§ Written instruction
Set out the items from the line with "Patent image size: (514, 1039)." to the line with "The beam pattern BP is at (293, 252).", both included, as a numbered list, leaving out any blank lines.

[Begin]

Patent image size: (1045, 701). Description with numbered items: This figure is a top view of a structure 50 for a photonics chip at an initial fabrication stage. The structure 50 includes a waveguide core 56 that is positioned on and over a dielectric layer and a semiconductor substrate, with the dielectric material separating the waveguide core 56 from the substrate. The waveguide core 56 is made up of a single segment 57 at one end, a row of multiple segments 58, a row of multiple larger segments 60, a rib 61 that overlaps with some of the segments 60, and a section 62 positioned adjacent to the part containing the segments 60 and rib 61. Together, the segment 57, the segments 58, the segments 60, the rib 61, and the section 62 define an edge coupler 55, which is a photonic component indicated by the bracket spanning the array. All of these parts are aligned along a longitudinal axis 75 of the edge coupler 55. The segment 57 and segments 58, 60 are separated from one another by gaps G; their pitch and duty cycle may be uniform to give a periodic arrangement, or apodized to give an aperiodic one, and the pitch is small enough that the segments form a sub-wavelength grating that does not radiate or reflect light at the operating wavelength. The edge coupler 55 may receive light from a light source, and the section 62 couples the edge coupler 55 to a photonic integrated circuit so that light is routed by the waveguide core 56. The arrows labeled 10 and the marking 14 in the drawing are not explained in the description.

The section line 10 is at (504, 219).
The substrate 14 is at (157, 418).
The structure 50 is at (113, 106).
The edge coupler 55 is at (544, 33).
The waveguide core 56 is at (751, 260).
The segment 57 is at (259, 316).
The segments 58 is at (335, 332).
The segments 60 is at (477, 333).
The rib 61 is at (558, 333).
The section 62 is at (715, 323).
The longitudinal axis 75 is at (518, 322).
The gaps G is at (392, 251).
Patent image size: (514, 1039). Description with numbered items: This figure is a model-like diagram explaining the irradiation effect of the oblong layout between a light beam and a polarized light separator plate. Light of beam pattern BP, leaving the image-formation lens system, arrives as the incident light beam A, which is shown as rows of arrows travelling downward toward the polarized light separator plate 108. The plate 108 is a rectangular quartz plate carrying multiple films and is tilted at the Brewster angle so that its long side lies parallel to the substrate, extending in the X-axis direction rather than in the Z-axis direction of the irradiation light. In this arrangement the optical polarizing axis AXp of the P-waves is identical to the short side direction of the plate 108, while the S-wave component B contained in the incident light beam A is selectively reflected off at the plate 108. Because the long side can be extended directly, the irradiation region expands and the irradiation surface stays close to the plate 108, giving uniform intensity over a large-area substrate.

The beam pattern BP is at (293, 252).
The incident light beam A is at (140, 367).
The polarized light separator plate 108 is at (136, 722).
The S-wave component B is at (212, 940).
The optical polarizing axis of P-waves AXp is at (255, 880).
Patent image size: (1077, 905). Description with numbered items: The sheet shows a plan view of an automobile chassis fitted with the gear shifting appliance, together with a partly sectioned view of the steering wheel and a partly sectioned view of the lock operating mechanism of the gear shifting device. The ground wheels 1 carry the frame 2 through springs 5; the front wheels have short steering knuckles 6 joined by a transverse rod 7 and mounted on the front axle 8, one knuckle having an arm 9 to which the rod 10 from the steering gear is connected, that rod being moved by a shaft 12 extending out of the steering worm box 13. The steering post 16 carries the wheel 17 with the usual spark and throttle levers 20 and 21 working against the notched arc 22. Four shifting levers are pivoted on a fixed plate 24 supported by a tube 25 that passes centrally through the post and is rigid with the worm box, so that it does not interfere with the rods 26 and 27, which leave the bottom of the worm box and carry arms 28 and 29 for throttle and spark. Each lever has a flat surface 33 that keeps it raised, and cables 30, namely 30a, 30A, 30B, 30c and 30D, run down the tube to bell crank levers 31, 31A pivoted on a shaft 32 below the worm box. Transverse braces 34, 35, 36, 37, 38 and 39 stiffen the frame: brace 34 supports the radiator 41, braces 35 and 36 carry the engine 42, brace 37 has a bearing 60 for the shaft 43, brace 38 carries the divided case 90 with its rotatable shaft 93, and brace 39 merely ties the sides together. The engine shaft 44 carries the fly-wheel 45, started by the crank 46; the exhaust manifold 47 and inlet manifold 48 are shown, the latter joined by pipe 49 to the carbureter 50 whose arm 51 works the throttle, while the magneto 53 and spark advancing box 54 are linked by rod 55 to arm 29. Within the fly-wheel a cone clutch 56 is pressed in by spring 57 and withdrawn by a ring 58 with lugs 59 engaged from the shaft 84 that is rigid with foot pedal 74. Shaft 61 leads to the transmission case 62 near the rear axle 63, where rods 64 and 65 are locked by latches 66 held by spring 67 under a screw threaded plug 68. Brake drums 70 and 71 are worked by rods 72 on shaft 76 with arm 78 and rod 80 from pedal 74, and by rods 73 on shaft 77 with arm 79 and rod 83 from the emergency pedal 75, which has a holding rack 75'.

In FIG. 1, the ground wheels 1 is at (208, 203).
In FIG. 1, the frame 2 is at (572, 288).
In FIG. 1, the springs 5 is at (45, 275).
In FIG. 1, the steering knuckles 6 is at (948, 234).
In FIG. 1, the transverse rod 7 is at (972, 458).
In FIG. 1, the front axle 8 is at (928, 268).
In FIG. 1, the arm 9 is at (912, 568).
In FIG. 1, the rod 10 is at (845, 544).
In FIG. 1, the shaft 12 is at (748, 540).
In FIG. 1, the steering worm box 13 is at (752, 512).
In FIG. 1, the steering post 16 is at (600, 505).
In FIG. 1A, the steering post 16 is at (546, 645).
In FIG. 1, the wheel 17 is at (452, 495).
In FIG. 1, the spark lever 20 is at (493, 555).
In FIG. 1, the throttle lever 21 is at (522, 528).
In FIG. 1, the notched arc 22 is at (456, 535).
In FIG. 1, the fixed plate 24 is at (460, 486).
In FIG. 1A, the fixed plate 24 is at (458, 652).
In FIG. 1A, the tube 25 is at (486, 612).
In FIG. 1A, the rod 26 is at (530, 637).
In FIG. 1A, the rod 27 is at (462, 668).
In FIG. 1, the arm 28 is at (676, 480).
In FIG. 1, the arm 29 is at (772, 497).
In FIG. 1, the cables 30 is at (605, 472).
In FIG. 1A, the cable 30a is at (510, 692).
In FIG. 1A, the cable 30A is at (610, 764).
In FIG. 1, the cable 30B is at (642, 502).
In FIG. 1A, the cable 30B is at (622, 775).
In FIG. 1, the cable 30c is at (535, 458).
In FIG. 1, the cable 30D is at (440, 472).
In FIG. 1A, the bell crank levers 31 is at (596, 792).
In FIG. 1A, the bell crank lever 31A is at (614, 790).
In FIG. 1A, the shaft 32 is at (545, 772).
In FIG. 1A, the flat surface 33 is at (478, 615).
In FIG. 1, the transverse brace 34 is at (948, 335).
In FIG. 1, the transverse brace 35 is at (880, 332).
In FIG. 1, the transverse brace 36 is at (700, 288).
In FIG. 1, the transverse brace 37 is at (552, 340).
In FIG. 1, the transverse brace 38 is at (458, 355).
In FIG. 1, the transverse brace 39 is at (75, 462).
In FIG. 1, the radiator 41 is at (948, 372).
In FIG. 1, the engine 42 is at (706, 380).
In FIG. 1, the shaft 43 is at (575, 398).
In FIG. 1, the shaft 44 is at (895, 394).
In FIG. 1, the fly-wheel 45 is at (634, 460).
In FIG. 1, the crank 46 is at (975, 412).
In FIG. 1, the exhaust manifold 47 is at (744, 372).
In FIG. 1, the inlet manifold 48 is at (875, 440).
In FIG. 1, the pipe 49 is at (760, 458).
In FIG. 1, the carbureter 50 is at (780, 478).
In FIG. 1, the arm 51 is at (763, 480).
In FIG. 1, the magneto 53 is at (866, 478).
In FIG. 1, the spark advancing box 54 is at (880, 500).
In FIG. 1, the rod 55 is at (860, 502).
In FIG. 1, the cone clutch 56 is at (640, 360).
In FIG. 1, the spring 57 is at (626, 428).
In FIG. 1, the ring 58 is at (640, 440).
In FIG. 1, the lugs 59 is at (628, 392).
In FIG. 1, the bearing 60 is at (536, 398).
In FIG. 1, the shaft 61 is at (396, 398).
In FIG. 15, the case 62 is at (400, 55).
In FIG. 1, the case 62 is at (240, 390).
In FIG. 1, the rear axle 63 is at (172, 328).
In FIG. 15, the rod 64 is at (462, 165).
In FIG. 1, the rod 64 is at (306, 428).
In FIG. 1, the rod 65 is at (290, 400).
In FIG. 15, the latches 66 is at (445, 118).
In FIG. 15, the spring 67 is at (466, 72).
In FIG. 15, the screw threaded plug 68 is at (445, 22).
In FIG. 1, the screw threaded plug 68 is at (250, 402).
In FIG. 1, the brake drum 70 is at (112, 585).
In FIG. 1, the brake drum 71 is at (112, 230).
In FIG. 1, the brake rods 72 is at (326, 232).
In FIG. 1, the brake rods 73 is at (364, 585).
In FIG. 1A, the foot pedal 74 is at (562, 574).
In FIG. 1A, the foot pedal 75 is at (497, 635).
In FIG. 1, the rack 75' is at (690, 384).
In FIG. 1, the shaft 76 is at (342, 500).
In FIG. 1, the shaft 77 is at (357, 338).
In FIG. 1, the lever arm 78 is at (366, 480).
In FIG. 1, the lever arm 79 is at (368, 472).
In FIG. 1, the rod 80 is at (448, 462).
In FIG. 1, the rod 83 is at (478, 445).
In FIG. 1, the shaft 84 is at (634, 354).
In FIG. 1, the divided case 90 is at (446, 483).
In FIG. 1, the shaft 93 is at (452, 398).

[End]

§ Output of the task
1. Patent image size: (514, 1039). Description with numbered items: This figure is a model-like diagram explaining the irradiation effect of the oblong layout between a light beam and a polarized light separator plate. Light of beam pattern BP, leaving the image-formation lens system, arrives as the incident light beam A, which is shown as rows of arrows travelling downward toward the polarized light separator plate 108. The plate 108 is a rectangular quartz plate carrying multiple films and is tilted at the Brewster angle so that its long side lies parallel to the substrate, extending in the X-axis direction rather than in the Z-axis direction of the irradiation light. In this arrangement the optical polarizing axis AXp of the P-waves is identical to the short side direction of the plate 108, while the S-wave component B contained in the incident light beam A is selectively reflected off at the plate 108. Because the long side can be extended directly, the irradiation region expands and the irradiation surface stays close to the plate 108, giving uniform intensity over a large-area substrate.
2. The beam pattern BP is at (293, 252).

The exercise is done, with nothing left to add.